The task
Images are not part of the copy; transcribe all the data exactly.

Stored rows
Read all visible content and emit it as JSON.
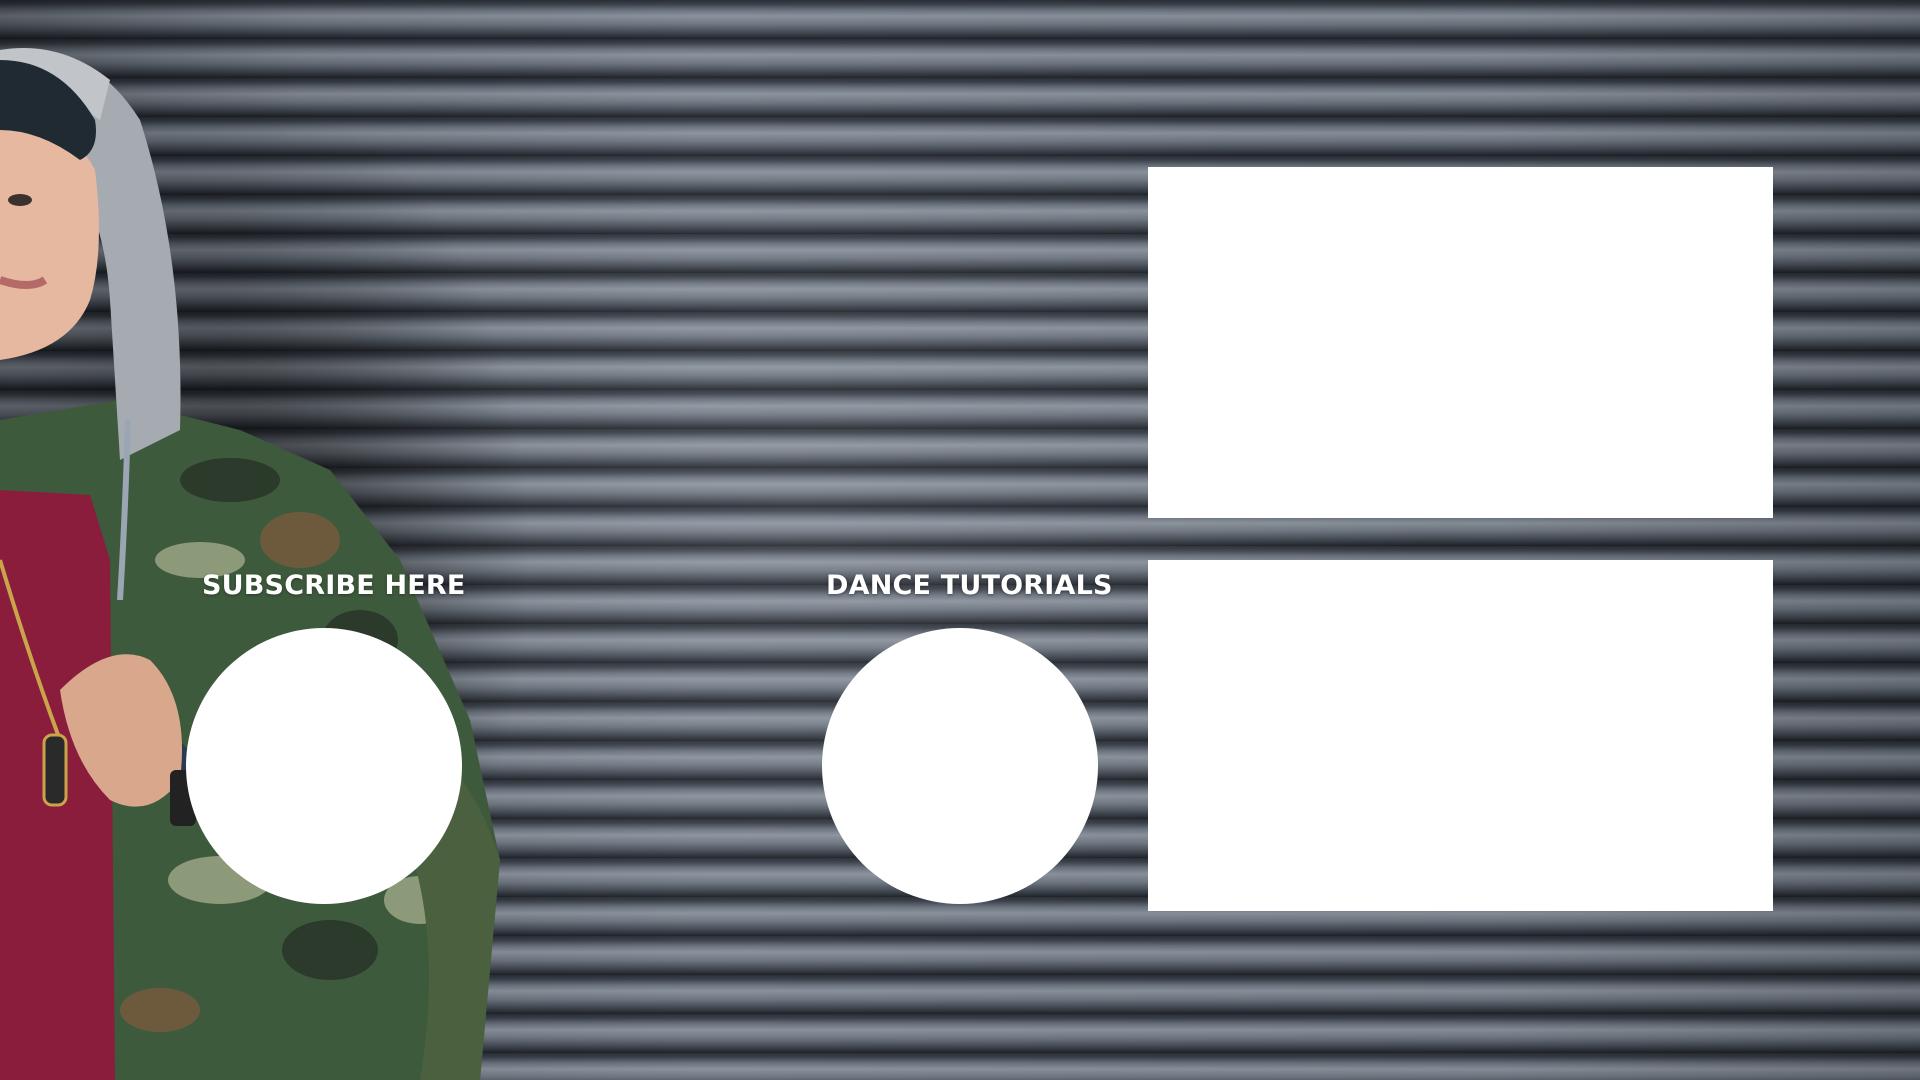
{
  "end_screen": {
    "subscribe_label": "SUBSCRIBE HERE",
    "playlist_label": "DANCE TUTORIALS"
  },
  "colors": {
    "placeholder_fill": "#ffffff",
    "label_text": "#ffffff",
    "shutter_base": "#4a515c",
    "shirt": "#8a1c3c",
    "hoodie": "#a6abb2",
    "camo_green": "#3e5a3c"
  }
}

Reply
Read all visible content and emit it as JSON.
{
  "end_screen": {
    "subscribe_label": "SUBSCRIBE HERE",
    "playlist_label": "DANCE TUTORIALS"
  },
  "colors": {
    "placeholder_fill": "#ffffff",
    "label_text": "#ffffff",
    "shutter_base": "#4a515c",
    "shirt": "#8a1c3c",
    "hoodie": "#a6abb2",
    "camo_green": "#3e5a3c"
  }
}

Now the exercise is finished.